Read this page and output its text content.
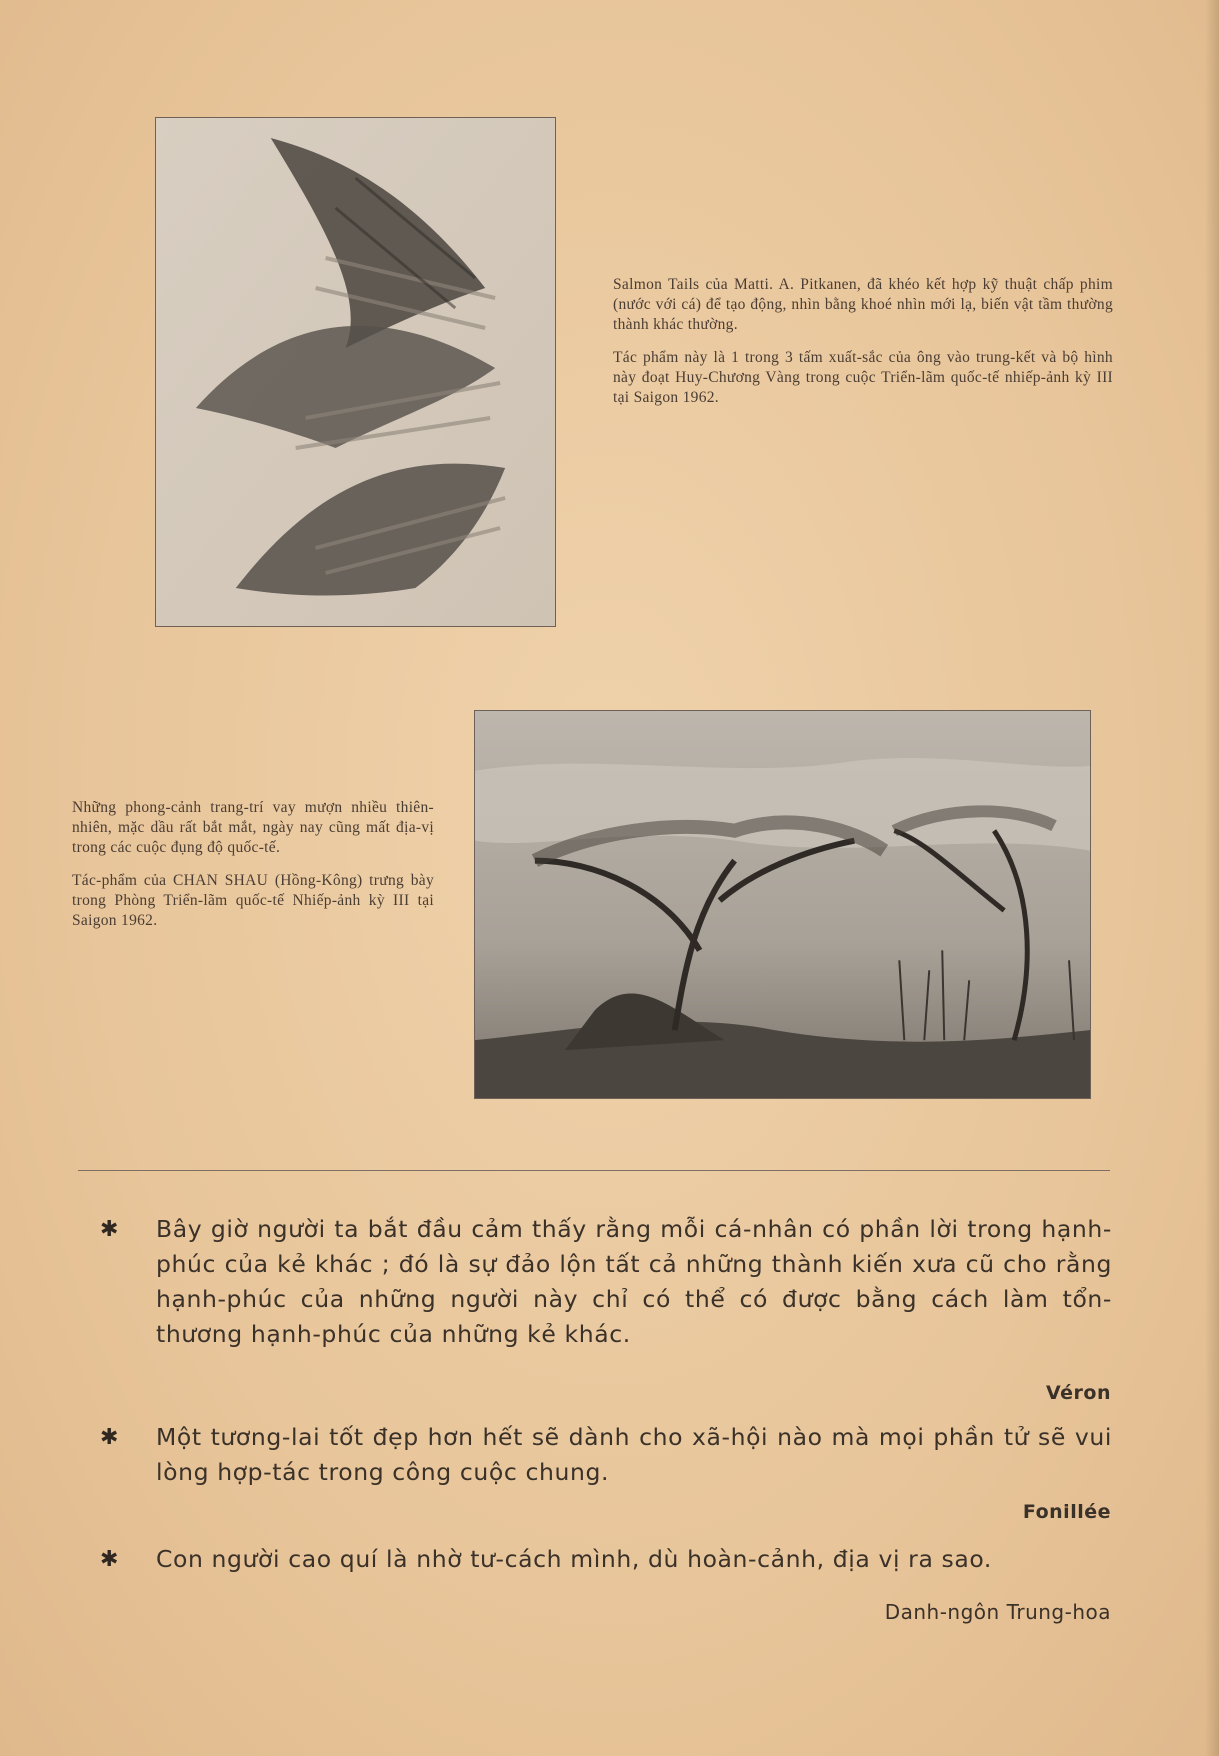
Salmon Tails của Matti. A. Pitkanen, đã khéo kết hợp kỹ thuật chấp phim (nước với cá) để tạo động, nhìn bằng khoé nhìn mới lạ, biến vật tầm thường thành khác thường.

Tác phẩm này là 1 trong 3 tấm xuất-sắc của ông vào trung-kết và bộ hình này đoạt Huy-Chương Vàng trong cuộc Triển-lãm quốc-tế nhiếp-ảnh kỳ III tại Saigon 1962.

Những phong-cảnh trang-trí vay mượn nhiều thiên-nhiên, mặc dầu rất bắt mắt, ngày nay cũng mất địa-vị trong các cuộc đụng độ quốc-tế.

Tác-phẩm của CHAN SHAU (Hồng-Kông) trưng bày trong Phòng Triển-lãm quốc-tế Nhiếp-ảnh kỳ III tại Saigon 1962.

✱	Bây giờ người ta bắt đầu cảm thấy rằng mỗi cá-nhân có phần lời trong hạnh-phúc của kẻ khác ; đó là sự đảo lộn tất cả những thành kiến xưa cũ cho rằng hạnh-phúc của những người này chỉ có thể có được bằng cách làm tổn-thương hạnh-phúc của những kẻ khác.
Véron
✱	Một tương-lai tốt đẹp hơn hết sẽ dành cho xã-hội nào mà mọi phần tử sẽ vui lòng hợp-tác trong công cuộc chung.
Fonillée
✱	Con người cao quí là nhờ tư-cách mình, dù hoàn-cảnh, địa vị ra sao.
Danh-ngôn Trung-hoa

= = = =

[What the task requires]: Reproduce each line from the records that contains the word "cuộc".

[Task output]:
Tác phẩm này là 1 trong 3 tấm xuất-sắc của ông vào trung-kết và bộ hình này đoạt Huy-Chương Vàng trong cuộc Triển-lãm quốc-tế nhiếp-ảnh kỳ III tại Saigon 1962.
Những phong-cảnh trang-trí vay mượn nhiều thiên-nhiên, mặc dầu rất bắt mắt, ngày nay cũng mất địa-vị trong các cuộc đụng độ quốc-tế.
✱	Một tương-lai tốt đẹp hơn hết sẽ dành cho xã-hội nào mà mọi phần tử sẽ vui lòng hợp-tác trong công cuộc chung.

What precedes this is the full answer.